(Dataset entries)
***
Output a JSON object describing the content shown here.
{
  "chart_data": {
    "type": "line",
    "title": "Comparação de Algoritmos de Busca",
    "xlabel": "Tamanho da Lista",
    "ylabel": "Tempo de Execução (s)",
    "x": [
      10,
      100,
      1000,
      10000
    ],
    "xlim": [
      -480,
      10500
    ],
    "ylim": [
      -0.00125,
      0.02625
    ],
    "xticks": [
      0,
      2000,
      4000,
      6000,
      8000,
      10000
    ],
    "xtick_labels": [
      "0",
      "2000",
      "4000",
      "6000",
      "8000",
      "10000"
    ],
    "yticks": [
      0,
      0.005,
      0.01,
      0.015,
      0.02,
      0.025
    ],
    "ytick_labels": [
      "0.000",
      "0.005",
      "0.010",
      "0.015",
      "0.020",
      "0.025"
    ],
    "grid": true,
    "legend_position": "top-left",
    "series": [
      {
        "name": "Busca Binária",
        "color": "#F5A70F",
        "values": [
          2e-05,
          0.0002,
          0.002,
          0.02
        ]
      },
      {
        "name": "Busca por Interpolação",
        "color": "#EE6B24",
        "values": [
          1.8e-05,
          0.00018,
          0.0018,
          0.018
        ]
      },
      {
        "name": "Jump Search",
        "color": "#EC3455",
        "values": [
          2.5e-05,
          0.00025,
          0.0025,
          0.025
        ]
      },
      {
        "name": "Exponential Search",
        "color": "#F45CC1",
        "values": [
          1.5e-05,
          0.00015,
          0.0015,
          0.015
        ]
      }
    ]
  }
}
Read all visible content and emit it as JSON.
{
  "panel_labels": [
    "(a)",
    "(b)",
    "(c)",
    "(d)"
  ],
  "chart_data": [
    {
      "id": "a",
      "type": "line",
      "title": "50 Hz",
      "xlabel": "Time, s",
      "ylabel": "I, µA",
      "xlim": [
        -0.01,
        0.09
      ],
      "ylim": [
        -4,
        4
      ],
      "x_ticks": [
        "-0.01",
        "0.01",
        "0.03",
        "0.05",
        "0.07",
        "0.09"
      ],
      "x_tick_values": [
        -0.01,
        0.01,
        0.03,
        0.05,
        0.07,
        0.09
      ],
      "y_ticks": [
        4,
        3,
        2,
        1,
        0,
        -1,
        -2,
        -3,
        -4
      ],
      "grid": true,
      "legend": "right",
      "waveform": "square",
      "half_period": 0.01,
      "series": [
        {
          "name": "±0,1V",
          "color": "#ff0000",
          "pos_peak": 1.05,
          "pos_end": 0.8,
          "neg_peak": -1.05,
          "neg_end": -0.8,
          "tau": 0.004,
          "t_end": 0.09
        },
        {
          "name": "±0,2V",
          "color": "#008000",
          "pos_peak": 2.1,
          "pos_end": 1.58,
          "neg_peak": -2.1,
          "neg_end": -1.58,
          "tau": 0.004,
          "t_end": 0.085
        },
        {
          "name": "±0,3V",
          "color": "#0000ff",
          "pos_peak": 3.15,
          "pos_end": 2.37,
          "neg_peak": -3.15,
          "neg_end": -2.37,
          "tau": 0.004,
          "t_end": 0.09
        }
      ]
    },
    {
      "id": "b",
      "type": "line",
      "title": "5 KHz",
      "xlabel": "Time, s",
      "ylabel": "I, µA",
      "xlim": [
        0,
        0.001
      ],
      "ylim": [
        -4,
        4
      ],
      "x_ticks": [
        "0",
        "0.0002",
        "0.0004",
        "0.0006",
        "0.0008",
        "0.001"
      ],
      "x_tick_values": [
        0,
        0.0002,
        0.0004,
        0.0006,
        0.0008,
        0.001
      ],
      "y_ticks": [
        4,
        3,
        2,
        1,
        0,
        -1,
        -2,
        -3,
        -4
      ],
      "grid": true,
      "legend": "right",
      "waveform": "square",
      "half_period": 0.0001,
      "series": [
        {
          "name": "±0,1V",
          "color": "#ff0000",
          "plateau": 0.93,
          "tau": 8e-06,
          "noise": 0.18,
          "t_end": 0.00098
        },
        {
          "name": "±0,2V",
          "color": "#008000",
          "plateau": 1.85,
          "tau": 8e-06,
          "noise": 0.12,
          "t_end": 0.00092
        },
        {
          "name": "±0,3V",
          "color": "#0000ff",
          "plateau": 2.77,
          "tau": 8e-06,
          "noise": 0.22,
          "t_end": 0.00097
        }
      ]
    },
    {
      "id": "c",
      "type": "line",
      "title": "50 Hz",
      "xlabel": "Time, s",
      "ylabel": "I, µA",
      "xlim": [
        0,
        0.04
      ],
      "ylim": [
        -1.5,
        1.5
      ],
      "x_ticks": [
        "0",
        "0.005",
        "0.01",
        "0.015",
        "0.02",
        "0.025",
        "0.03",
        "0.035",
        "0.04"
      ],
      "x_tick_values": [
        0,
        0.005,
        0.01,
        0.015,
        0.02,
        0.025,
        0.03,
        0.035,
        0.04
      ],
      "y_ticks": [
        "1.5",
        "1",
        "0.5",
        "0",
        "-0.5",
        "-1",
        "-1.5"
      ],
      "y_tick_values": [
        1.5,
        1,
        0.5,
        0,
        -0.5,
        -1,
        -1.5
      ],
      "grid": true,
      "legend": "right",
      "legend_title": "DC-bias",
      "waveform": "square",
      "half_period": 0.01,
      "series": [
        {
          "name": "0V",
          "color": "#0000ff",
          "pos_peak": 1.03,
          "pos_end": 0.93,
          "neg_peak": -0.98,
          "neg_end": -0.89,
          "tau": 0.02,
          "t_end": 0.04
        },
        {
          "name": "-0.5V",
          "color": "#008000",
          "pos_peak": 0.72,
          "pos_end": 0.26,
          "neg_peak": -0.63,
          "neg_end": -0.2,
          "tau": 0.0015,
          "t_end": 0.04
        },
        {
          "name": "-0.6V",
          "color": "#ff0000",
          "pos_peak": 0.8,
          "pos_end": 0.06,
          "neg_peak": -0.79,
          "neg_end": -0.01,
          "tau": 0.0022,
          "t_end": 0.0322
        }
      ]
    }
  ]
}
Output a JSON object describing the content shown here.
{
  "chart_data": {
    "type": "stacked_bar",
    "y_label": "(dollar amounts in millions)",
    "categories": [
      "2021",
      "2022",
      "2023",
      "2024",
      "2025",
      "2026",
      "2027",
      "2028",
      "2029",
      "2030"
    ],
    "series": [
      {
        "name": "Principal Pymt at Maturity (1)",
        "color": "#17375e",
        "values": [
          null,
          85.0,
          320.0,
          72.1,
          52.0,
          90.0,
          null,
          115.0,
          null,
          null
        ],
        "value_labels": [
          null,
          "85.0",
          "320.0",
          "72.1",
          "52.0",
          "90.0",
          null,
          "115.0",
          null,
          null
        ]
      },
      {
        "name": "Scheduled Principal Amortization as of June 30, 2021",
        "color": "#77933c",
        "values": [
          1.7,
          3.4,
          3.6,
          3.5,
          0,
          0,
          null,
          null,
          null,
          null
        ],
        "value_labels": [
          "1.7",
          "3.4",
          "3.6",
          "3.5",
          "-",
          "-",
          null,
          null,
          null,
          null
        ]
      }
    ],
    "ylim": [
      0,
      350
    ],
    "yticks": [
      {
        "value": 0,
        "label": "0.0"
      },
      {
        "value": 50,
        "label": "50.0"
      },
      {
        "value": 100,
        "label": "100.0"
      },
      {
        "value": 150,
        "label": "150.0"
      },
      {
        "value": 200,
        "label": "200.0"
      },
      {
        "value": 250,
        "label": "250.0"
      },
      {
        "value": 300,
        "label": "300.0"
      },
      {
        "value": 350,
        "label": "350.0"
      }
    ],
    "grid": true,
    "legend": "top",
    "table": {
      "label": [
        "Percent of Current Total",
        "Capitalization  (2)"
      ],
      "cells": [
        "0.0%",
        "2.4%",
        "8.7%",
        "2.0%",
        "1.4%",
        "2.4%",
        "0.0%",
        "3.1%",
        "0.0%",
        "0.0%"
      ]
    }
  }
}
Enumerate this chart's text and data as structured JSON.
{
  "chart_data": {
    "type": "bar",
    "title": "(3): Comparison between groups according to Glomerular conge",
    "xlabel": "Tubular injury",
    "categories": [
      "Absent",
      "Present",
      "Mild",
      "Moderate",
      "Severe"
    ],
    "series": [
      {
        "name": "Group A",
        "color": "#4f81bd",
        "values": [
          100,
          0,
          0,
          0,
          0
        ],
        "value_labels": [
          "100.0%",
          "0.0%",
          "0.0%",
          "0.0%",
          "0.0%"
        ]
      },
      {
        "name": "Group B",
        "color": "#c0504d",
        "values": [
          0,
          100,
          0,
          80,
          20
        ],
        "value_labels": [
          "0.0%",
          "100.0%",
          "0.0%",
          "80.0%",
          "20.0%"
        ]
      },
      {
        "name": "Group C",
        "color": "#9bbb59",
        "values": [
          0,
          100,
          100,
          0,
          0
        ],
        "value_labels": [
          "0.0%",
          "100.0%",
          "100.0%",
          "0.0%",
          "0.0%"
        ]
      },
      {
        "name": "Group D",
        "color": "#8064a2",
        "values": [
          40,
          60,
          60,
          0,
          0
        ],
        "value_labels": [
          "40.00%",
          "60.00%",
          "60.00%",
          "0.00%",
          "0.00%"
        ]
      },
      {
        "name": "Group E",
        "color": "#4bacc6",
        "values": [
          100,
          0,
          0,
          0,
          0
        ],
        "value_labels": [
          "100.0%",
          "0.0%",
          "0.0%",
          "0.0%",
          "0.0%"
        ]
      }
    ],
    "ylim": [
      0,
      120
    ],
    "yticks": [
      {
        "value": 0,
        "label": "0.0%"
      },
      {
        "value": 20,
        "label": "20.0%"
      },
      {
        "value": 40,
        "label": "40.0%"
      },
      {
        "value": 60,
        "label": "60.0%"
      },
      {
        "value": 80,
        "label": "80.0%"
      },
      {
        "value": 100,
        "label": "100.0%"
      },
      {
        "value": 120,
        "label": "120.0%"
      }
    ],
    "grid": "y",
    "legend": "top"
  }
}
***
→ TASK
Across the data, tally the lines containing "Busca" and give back the number alone.

→ CORRECT RESULT
3